Stored data
┌────────

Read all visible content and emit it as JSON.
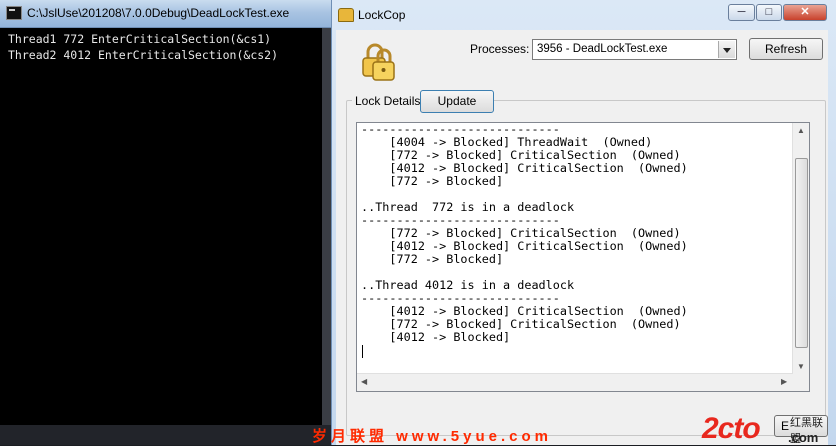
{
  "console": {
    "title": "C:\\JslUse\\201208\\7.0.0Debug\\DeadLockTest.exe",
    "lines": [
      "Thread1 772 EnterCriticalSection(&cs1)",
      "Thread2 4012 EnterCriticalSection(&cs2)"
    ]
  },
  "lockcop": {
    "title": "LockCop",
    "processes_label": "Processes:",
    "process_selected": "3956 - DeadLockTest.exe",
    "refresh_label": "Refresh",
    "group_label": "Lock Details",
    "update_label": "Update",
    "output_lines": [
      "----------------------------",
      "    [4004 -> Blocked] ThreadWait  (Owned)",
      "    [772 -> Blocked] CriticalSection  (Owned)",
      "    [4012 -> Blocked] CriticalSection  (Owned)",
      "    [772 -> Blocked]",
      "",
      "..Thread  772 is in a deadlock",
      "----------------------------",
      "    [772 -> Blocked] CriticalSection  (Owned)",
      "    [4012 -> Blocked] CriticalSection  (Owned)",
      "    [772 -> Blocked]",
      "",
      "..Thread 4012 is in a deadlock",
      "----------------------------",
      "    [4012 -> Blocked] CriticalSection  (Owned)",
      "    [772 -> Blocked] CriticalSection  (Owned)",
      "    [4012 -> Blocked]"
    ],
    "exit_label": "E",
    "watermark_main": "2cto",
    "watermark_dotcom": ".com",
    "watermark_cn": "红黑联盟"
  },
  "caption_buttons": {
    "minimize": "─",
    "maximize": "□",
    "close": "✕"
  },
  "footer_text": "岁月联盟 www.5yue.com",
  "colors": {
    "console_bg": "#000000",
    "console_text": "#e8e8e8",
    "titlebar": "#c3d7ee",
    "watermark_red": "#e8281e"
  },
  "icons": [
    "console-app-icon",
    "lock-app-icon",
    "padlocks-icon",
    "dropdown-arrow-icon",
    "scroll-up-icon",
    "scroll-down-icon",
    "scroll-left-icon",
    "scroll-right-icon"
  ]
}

└────────

— EXERCISE GOAL —
Copy each line in the data that holds the word "scroll".

— SOLUTION TO THE EXERCISE —
    "scroll-up-icon",
    "scroll-down-icon",
    "scroll-left-icon",
    "scroll-right-icon"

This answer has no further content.